> EXERCISE
Collect the lines of the entries where "image" shows up.

-.-.-

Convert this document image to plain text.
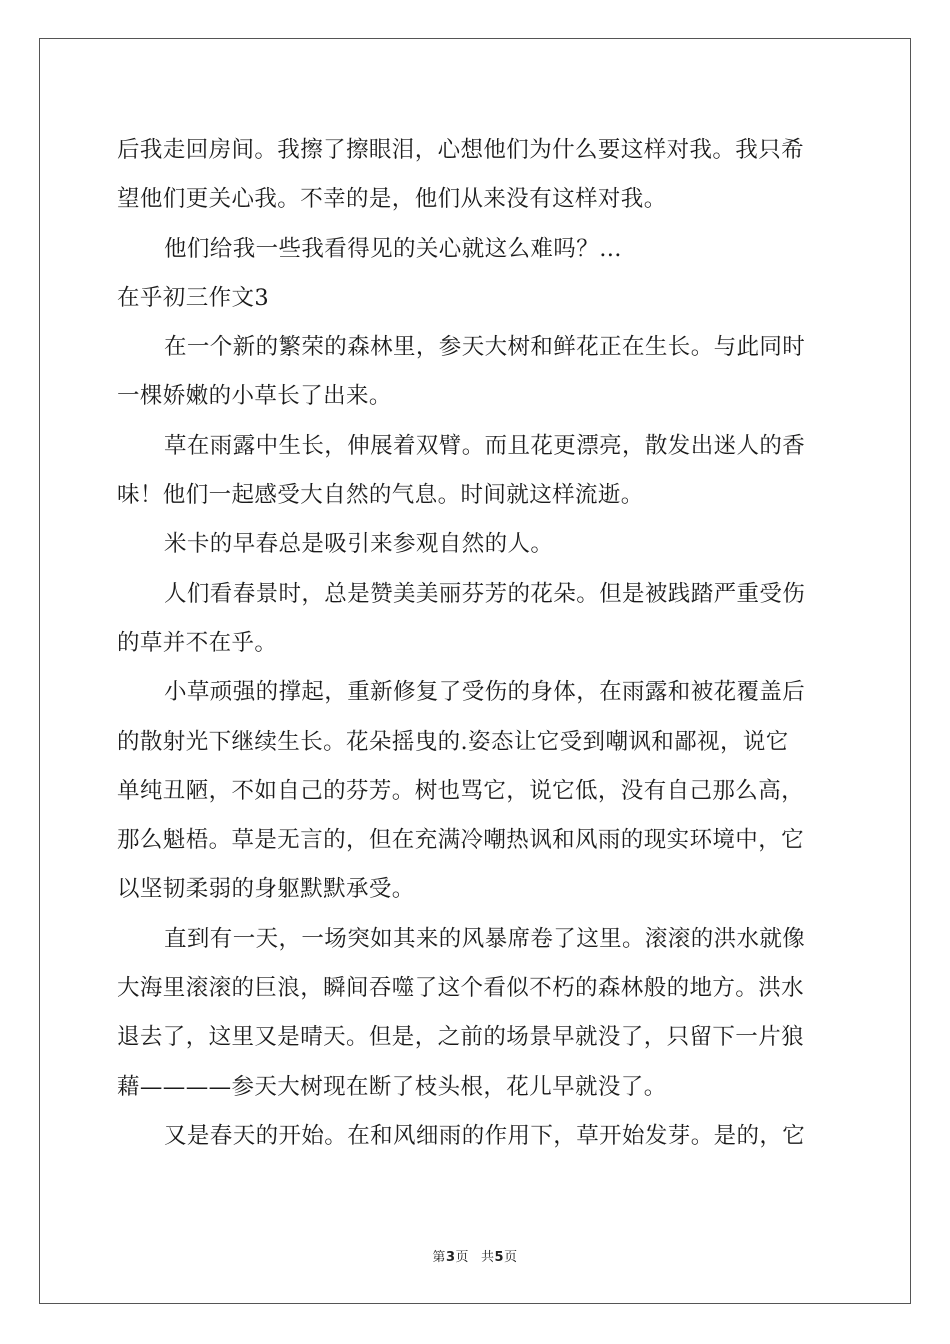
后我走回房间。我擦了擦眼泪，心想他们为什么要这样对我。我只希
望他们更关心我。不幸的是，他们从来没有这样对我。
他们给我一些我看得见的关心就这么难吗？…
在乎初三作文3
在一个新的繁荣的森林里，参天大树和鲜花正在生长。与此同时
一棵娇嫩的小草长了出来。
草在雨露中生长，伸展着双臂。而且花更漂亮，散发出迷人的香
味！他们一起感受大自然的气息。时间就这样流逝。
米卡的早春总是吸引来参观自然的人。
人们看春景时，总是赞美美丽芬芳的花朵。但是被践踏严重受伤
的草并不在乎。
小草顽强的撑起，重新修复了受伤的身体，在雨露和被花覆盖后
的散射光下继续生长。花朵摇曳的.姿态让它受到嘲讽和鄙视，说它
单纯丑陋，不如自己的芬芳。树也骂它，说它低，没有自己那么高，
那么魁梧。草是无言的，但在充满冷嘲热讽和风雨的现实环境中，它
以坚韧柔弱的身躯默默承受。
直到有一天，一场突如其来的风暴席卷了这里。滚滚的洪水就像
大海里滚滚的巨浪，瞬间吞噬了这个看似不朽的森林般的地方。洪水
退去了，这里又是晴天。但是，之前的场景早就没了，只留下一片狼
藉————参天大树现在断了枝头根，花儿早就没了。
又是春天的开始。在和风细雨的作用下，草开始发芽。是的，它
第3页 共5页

-.-.-

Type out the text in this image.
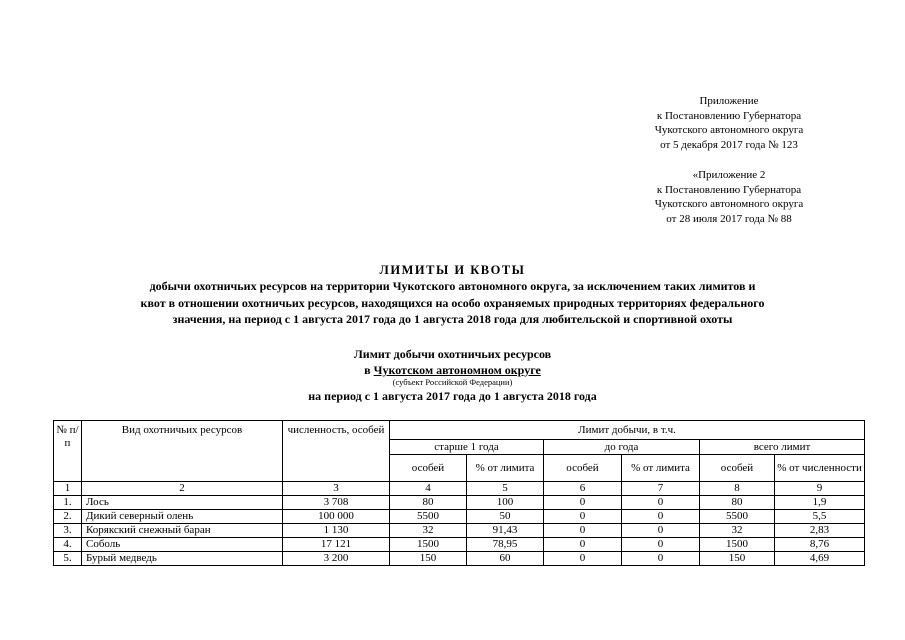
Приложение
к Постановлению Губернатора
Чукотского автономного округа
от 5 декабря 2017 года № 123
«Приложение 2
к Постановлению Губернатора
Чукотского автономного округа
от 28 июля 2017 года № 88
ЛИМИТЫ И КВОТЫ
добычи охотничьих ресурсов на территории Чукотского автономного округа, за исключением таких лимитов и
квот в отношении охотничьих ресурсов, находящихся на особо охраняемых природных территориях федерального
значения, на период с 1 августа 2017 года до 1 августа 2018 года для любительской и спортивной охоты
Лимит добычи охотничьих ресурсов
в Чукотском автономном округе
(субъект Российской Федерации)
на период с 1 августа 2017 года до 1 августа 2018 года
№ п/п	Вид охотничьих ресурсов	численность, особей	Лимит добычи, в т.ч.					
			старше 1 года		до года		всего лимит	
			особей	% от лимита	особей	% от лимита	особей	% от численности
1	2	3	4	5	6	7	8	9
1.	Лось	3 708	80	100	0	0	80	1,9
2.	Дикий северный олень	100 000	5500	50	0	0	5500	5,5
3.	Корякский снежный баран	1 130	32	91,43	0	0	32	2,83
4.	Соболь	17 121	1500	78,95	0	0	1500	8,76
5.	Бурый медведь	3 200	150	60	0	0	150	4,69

-.-.-

> FULL SOLUTION
Convert this document image to plain text.
Type out the text in this image.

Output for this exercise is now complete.